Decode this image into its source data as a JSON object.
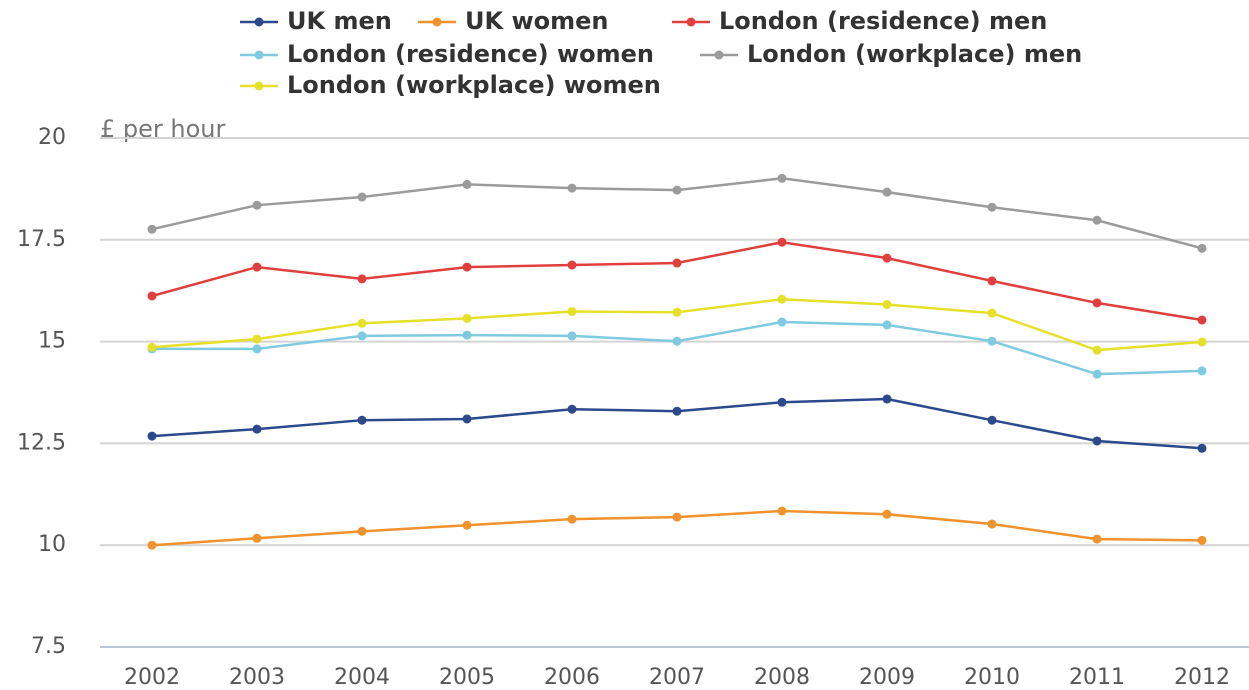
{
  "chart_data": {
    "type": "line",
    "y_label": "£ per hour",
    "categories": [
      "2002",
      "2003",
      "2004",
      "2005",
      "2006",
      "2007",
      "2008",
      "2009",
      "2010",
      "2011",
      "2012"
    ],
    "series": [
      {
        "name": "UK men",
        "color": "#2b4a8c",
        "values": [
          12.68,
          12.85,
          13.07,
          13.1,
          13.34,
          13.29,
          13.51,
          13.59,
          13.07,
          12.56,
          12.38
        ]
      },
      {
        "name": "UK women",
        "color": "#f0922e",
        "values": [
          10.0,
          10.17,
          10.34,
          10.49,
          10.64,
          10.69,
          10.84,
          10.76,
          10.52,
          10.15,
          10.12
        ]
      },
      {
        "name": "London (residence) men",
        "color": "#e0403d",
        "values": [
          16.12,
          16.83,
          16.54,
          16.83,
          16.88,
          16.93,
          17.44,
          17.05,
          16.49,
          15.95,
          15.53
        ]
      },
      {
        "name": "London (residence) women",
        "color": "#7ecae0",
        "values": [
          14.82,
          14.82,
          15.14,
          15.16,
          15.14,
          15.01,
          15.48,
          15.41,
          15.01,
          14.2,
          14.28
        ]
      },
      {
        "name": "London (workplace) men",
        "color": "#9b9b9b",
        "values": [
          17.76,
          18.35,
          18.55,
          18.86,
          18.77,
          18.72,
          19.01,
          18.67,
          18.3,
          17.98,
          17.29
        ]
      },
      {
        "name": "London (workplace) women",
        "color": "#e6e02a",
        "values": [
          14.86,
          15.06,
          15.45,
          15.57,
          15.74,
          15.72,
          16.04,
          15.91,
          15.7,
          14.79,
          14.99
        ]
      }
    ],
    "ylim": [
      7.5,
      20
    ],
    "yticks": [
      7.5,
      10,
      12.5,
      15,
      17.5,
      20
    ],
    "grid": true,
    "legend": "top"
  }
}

---

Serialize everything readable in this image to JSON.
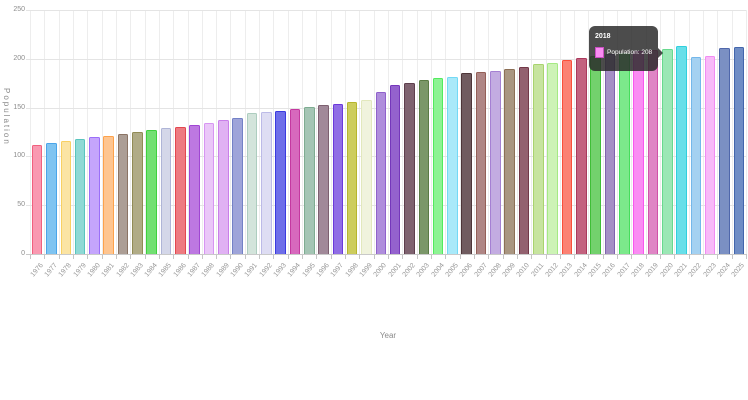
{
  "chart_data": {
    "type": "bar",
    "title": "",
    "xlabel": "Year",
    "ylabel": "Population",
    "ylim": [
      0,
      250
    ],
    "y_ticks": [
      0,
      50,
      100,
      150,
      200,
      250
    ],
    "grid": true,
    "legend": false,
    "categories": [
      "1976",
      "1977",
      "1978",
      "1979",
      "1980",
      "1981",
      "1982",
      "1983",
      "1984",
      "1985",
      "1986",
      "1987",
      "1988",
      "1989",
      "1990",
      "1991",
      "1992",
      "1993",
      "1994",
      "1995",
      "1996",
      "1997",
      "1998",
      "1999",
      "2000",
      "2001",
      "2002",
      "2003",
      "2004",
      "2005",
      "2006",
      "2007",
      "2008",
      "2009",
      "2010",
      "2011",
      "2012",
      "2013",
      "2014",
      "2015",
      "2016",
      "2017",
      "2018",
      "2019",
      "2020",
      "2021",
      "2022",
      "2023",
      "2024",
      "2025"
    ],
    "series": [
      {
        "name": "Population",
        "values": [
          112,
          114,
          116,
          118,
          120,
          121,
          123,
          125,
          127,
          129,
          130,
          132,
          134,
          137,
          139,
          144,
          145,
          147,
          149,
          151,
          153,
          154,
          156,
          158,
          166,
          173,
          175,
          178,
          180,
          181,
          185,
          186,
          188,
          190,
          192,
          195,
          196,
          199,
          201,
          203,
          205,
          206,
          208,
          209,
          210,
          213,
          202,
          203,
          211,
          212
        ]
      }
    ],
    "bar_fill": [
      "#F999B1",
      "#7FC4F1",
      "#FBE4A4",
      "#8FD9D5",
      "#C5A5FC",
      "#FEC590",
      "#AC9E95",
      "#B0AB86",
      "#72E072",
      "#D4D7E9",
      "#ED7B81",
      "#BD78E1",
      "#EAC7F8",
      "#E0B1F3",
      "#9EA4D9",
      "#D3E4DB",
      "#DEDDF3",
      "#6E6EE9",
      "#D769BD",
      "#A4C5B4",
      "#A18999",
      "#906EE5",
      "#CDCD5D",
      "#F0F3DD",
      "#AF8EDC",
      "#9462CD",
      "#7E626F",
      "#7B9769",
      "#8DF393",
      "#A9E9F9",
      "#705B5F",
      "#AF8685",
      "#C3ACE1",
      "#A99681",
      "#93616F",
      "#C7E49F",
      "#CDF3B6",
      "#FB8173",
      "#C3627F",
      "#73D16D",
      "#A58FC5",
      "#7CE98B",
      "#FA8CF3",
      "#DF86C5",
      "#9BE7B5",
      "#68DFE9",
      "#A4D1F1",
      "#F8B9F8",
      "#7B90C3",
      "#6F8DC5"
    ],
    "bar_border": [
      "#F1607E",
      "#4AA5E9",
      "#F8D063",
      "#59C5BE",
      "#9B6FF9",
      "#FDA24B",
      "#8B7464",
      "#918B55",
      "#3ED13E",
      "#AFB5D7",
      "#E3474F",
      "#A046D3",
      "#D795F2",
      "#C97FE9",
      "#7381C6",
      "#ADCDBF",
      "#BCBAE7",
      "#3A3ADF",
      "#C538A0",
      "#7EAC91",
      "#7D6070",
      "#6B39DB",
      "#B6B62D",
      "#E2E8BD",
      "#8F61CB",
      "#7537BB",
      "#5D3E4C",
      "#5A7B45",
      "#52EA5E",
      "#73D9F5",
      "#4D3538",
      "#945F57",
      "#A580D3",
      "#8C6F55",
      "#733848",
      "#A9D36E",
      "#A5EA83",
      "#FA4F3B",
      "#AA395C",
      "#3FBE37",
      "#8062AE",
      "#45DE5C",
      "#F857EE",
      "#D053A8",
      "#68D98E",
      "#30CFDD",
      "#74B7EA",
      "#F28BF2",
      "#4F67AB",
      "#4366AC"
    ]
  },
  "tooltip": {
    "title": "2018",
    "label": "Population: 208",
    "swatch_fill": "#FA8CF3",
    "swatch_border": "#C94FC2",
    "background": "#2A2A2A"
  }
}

- [STATED PROBLEM]: Find all lines with "JSON" in them and copy each one.

- [FULL SOLUTION]:
Decode this image into its source data as a JSON object.
Serialize everything readable in this image to JSON.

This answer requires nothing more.